● What the exercise asks: Reproduce the listing below verbatim, starting with its first line and continuing through the line containing "svg-text:1k: 1k — [424, 209, 435, 220]". Include both of those lines.

Data records
----------

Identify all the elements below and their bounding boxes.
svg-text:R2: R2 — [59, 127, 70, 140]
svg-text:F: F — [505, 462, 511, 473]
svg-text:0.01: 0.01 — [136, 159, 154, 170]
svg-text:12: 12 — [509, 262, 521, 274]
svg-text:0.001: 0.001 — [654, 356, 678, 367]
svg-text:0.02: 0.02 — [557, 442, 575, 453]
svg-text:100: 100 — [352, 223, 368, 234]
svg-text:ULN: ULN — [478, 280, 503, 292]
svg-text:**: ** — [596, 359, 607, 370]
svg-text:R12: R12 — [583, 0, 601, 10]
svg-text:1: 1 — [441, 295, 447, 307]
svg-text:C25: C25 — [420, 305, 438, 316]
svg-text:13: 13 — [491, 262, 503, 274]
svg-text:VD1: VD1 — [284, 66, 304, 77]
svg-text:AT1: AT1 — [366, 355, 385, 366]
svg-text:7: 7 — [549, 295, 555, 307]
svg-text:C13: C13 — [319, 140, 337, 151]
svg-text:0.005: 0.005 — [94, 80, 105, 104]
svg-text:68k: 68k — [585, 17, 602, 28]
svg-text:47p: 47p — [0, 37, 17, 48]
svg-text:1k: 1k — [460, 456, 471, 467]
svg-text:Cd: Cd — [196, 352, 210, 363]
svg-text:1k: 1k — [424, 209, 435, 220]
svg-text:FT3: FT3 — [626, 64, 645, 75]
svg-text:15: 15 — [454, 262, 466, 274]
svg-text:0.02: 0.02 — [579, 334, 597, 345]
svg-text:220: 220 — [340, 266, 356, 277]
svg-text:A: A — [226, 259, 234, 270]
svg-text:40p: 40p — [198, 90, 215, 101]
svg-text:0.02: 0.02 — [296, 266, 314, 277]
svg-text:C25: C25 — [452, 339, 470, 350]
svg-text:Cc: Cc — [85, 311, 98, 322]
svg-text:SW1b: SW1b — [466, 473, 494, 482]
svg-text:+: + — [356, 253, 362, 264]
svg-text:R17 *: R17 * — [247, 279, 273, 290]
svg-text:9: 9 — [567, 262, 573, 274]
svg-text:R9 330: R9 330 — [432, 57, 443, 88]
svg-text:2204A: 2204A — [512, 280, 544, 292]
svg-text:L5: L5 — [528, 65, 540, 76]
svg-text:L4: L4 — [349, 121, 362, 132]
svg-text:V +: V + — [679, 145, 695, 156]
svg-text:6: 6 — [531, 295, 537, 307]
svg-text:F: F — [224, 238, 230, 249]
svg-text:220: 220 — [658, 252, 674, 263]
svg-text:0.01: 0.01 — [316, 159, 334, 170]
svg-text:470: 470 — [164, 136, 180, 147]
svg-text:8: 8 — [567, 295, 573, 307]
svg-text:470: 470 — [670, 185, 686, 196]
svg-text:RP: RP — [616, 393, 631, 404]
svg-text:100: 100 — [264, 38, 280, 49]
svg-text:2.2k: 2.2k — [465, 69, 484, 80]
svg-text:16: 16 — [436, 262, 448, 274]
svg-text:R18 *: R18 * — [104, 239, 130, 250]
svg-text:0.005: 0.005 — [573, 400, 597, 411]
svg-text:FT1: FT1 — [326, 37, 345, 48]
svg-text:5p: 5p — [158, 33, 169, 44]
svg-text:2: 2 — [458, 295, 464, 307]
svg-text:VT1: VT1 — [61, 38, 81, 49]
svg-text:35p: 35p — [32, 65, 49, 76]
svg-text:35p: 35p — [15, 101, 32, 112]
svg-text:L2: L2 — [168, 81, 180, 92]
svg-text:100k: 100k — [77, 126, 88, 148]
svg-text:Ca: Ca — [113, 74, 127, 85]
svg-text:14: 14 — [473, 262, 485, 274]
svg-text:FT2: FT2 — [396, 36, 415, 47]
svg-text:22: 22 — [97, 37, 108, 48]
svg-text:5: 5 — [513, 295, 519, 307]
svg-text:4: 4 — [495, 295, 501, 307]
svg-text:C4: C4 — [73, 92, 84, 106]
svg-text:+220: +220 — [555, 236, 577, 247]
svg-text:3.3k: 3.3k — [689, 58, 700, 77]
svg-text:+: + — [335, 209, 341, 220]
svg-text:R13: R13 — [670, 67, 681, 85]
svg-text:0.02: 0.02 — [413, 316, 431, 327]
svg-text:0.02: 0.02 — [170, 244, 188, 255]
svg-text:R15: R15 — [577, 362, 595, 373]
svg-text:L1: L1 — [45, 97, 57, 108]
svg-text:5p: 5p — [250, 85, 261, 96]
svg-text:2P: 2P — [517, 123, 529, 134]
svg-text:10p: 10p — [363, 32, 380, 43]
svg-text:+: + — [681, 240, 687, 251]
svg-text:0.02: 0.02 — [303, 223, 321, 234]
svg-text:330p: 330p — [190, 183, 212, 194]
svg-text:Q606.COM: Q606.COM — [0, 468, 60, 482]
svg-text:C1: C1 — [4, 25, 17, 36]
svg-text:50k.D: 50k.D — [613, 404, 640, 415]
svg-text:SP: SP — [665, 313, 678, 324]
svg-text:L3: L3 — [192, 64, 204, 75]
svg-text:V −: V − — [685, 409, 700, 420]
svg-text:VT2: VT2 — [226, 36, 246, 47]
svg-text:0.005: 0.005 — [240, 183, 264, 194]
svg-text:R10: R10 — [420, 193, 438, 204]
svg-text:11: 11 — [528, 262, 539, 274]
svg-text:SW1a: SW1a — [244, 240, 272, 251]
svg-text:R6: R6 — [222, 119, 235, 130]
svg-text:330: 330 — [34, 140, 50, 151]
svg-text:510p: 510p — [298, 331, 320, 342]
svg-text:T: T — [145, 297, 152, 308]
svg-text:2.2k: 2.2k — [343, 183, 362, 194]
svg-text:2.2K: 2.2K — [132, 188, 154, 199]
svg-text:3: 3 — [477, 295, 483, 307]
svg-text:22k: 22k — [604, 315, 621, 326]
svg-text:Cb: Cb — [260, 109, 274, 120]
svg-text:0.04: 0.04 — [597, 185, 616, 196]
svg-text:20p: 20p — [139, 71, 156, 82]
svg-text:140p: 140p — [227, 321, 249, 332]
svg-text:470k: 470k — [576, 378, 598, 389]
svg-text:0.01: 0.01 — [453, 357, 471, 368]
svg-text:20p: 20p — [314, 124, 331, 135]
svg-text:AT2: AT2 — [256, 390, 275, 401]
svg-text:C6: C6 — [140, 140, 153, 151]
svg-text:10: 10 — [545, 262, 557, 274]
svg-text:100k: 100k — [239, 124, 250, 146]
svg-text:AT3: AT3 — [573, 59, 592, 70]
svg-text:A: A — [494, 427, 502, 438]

----------

● Solution to this problem:
Identify all the elements below and their bounding boxes.
svg-text:R2: R2 — [59, 127, 70, 140]
svg-text:F: F — [505, 462, 511, 473]
svg-text:0.01: 0.01 — [136, 159, 154, 170]
svg-text:12: 12 — [509, 262, 521, 274]
svg-text:0.001: 0.001 — [654, 356, 678, 367]
svg-text:0.02: 0.02 — [557, 442, 575, 453]
svg-text:100: 100 — [352, 223, 368, 234]
svg-text:ULN: ULN — [478, 280, 503, 292]
svg-text:**: ** — [596, 359, 607, 370]
svg-text:R12: R12 — [583, 0, 601, 10]
svg-text:1: 1 — [441, 295, 447, 307]
svg-text:C25: C25 — [420, 305, 438, 316]
svg-text:13: 13 — [491, 262, 503, 274]
svg-text:VD1: VD1 — [284, 66, 304, 77]
svg-text:AT1: AT1 — [366, 355, 385, 366]
svg-text:7: 7 — [549, 295, 555, 307]
svg-text:C13: C13 — [319, 140, 337, 151]
svg-text:0.005: 0.005 — [94, 80, 105, 104]
svg-text:68k: 68k — [585, 17, 602, 28]
svg-text:47p: 47p — [0, 37, 17, 48]
svg-text:1k: 1k — [460, 456, 471, 467]
svg-text:Cd: Cd — [196, 352, 210, 363]
svg-text:1k: 1k — [424, 209, 435, 220]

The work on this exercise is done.